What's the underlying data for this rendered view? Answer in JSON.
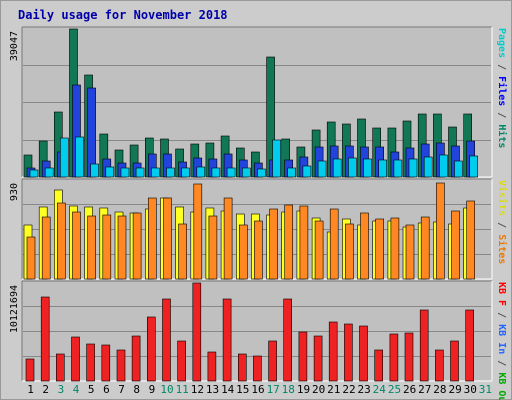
{
  "chart_data": {
    "type": "bar",
    "title": "Daily usage for November 2018",
    "days": [
      "1",
      "2",
      "3",
      "4",
      "5",
      "6",
      "7",
      "8",
      "9",
      "10",
      "11",
      "12",
      "13",
      "14",
      "15",
      "16",
      "17",
      "18",
      "19",
      "20",
      "21",
      "22",
      "23",
      "24",
      "25",
      "26",
      "27",
      "28",
      "29",
      "30",
      "31"
    ],
    "weekend_days": [
      "3",
      "4",
      "10",
      "11",
      "17",
      "18",
      "24",
      "25",
      "31"
    ],
    "panels": [
      {
        "id": "hits",
        "ymax_label": "39047",
        "ymax": 39047,
        "right_label_parts": [
          {
            "text": "Pages",
            "color": "#00cccc"
          },
          {
            "text": " / ",
            "color": "#555555"
          },
          {
            "text": "Files",
            "color": "#0000ff"
          },
          {
            "text": " / ",
            "color": "#555555"
          },
          {
            "text": "Hits",
            "color": "#008866"
          }
        ],
        "series": [
          {
            "name": "Hits",
            "color": "#117755",
            "values": [
              5900,
              9400,
              17100,
              39047,
              26900,
              11300,
              7200,
              8400,
              10400,
              9900,
              7400,
              8700,
              9000,
              10800,
              7600,
              6600,
              31600,
              10100,
              7800,
              12500,
              14600,
              14000,
              15300,
              13000,
              12900,
              14900,
              16500,
              16500,
              13300,
              16700,
              0
            ]
          },
          {
            "name": "Files",
            "color": "#2244dd",
            "values": [
              2500,
              4300,
              6500,
              24400,
              23500,
              4800,
              3800,
              3600,
              6000,
              6200,
              4000,
              4900,
              4800,
              6000,
              4600,
              3600,
              4600,
              4500,
              5300,
              7800,
              8100,
              8200,
              8000,
              7900,
              6700,
              7700,
              8600,
              9100,
              8100,
              9500,
              0
            ]
          },
          {
            "name": "Pages",
            "color": "#00ccee",
            "values": [
              1800,
              2500,
              10300,
              10500,
              3300,
              2600,
              2300,
              2400,
              2500,
              2500,
              2300,
              2600,
              2400,
              2500,
              2300,
              2100,
              9800,
              2300,
              2800,
              4200,
              4800,
              4900,
              4700,
              4500,
              4600,
              4800,
              5200,
              5900,
              4100,
              5600,
              0
            ]
          }
        ]
      },
      {
        "id": "visits",
        "ymax_label": "930",
        "ymax": 930,
        "right_label_parts": [
          {
            "text": "Visits",
            "color": "#dddd00"
          },
          {
            "text": " / ",
            "color": "#555555"
          },
          {
            "text": "Sites",
            "color": "#ee7700"
          }
        ],
        "series": [
          {
            "name": "Visits",
            "color": "#ffff22",
            "values": [
              510,
              680,
              840,
              690,
              680,
              670,
              640,
              630,
              660,
              770,
              680,
              640,
              670,
              650,
              620,
              620,
              610,
              640,
              650,
              580,
              450,
              570,
              510,
              550,
              550,
              490,
              530,
              540,
              520,
              670,
              0
            ]
          },
          {
            "name": "Sites",
            "color": "#ff8822",
            "values": [
              400,
              590,
              720,
              640,
              600,
              610,
              600,
              630,
              770,
              770,
              520,
              900,
              600,
              770,
              510,
              550,
              660,
              700,
              690,
              550,
              660,
              520,
              630,
              570,
              580,
              510,
              590,
              910,
              650,
              740,
              0
            ]
          }
        ]
      },
      {
        "id": "kbytes",
        "ymax_label": "10121694",
        "ymax": 10121694,
        "right_label_parts": [
          {
            "text": "KB F",
            "color": "#ff0000"
          },
          {
            "text": " / ",
            "color": "#555555"
          },
          {
            "text": "KB In",
            "color": "#2266ff"
          },
          {
            "text": " / ",
            "color": "#555555"
          },
          {
            "text": "KB Out",
            "color": "#00aa00"
          }
        ],
        "series": [
          {
            "name": "KB F",
            "color": "#ee2222",
            "values": [
              2280000,
              8710000,
              2750000,
              4500000,
              3810000,
              3680000,
              3230000,
              4640000,
              6640000,
              8500000,
              4130000,
              10121694,
              3000000,
              8500000,
              2750000,
              2620000,
              4150000,
              8470000,
              5070000,
              4610000,
              6050000,
              5900000,
              5720000,
              3220000,
              4810000,
              4950000,
              7320000,
              3250000,
              4140000,
              7330000,
              0
            ]
          }
        ]
      }
    ]
  }
}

+++

TO DO:
The pictures should not be reproduced; quote all of the other material exactly.

SOLVED PROBLEM:
What's the underlying data for this rendered view? Answer in JSON.
{
  "chart_data": {
    "type": "bar",
    "title": "Daily usage for November 2018",
    "days": [
      "1",
      "2",
      "3",
      "4",
      "5",
      "6",
      "7",
      "8",
      "9",
      "10",
      "11",
      "12",
      "13",
      "14",
      "15",
      "16",
      "17",
      "18",
      "19",
      "20",
      "21",
      "22",
      "23",
      "24",
      "25",
      "26",
      "27",
      "28",
      "29",
      "30",
      "31"
    ],
    "weekend_days": [
      "3",
      "4",
      "10",
      "11",
      "17",
      "18",
      "24",
      "25",
      "31"
    ],
    "panels": [
      {
        "id": "hits",
        "ymax_label": "39047",
        "ymax": 39047,
        "right_label_parts": [
          {
            "text": "Pages",
            "color": "#00cccc"
          },
          {
            "text": " / ",
            "color": "#555555"
          },
          {
            "text": "Files",
            "color": "#0000ff"
          },
          {
            "text": " / ",
            "color": "#555555"
          },
          {
            "text": "Hits",
            "color": "#008866"
          }
        ],
        "series": [
          {
            "name": "Hits",
            "color": "#117755",
            "values": [
              5900,
              9400,
              17100,
              39047,
              26900,
              11300,
              7200,
              8400,
              10400,
              9900,
              7400,
              8700,
              9000,
              10800,
              7600,
              6600,
              31600,
              10100,
              7800,
              12500,
              14600,
              14000,
              15300,
              13000,
              12900,
              14900,
              16500,
              16500,
              13300,
              16700,
              0
            ]
          },
          {
            "name": "Files",
            "color": "#2244dd",
            "values": [
              2500,
              4300,
              6500,
              24400,
              23500,
              4800,
              3800,
              3600,
              6000,
              6200,
              4000,
              4900,
              4800,
              6000,
              4600,
              3600,
              4600,
              4500,
              5300,
              7800,
              8100,
              8200,
              8000,
              7900,
              6700,
              7700,
              8600,
              9100,
              8100,
              9500,
              0
            ]
          },
          {
            "name": "Pages",
            "color": "#00ccee",
            "values": [
              1800,
              2500,
              10300,
              10500,
              3300,
              2600,
              2300,
              2400,
              2500,
              2500,
              2300,
              2600,
              2400,
              2500,
              2300,
              2100,
              9800,
              2300,
              2800,
              4200,
              4800,
              4900,
              4700,
              4500,
              4600,
              4800,
              5200,
              5900,
              4100,
              5600,
              0
            ]
          }
        ]
      },
      {
        "id": "visits",
        "ymax_label": "930",
        "ymax": 930,
        "right_label_parts": [
          {
            "text": "Visits",
            "color": "#dddd00"
          },
          {
            "text": " / ",
            "color": "#555555"
          },
          {
            "text": "Sites",
            "color": "#ee7700"
          }
        ],
        "series": [
          {
            "name": "Visits",
            "color": "#ffff22",
            "values": [
              510,
              680,
              840,
              690,
              680,
              670,
              640,
              630,
              660,
              770,
              680,
              640,
              670,
              650,
              620,
              620,
              610,
              640,
              650,
              580,
              450,
              570,
              510,
              550,
              550,
              490,
              530,
              540,
              520,
              670,
              0
            ]
          },
          {
            "name": "Sites",
            "color": "#ff8822",
            "values": [
              400,
              590,
              720,
              640,
              600,
              610,
              600,
              630,
              770,
              770,
              520,
              900,
              600,
              770,
              510,
              550,
              660,
              700,
              690,
              550,
              660,
              520,
              630,
              570,
              580,
              510,
              590,
              910,
              650,
              740,
              0
            ]
          }
        ]
      },
      {
        "id": "kbytes",
        "ymax_label": "10121694",
        "ymax": 10121694,
        "right_label_parts": [
          {
            "text": "KB F",
            "color": "#ff0000"
          },
          {
            "text": " / ",
            "color": "#555555"
          },
          {
            "text": "KB In",
            "color": "#2266ff"
          },
          {
            "text": " / ",
            "color": "#555555"
          },
          {
            "text": "KB Out",
            "color": "#00aa00"
          }
        ],
        "series": [
          {
            "name": "KB F",
            "color": "#ee2222",
            "values": [
              2280000,
              8710000,
              2750000,
              4500000,
              3810000,
              3680000,
              3230000,
              4640000,
              6640000,
              8500000,
              4130000,
              10121694,
              3000000,
              8500000,
              2750000,
              2620000,
              4150000,
              8470000,
              5070000,
              4610000,
              6050000,
              5900000,
              5720000,
              3220000,
              4810000,
              4950000,
              7320000,
              3250000,
              4140000,
              7330000,
              0
            ]
          }
        ]
      }
    ]
  }
}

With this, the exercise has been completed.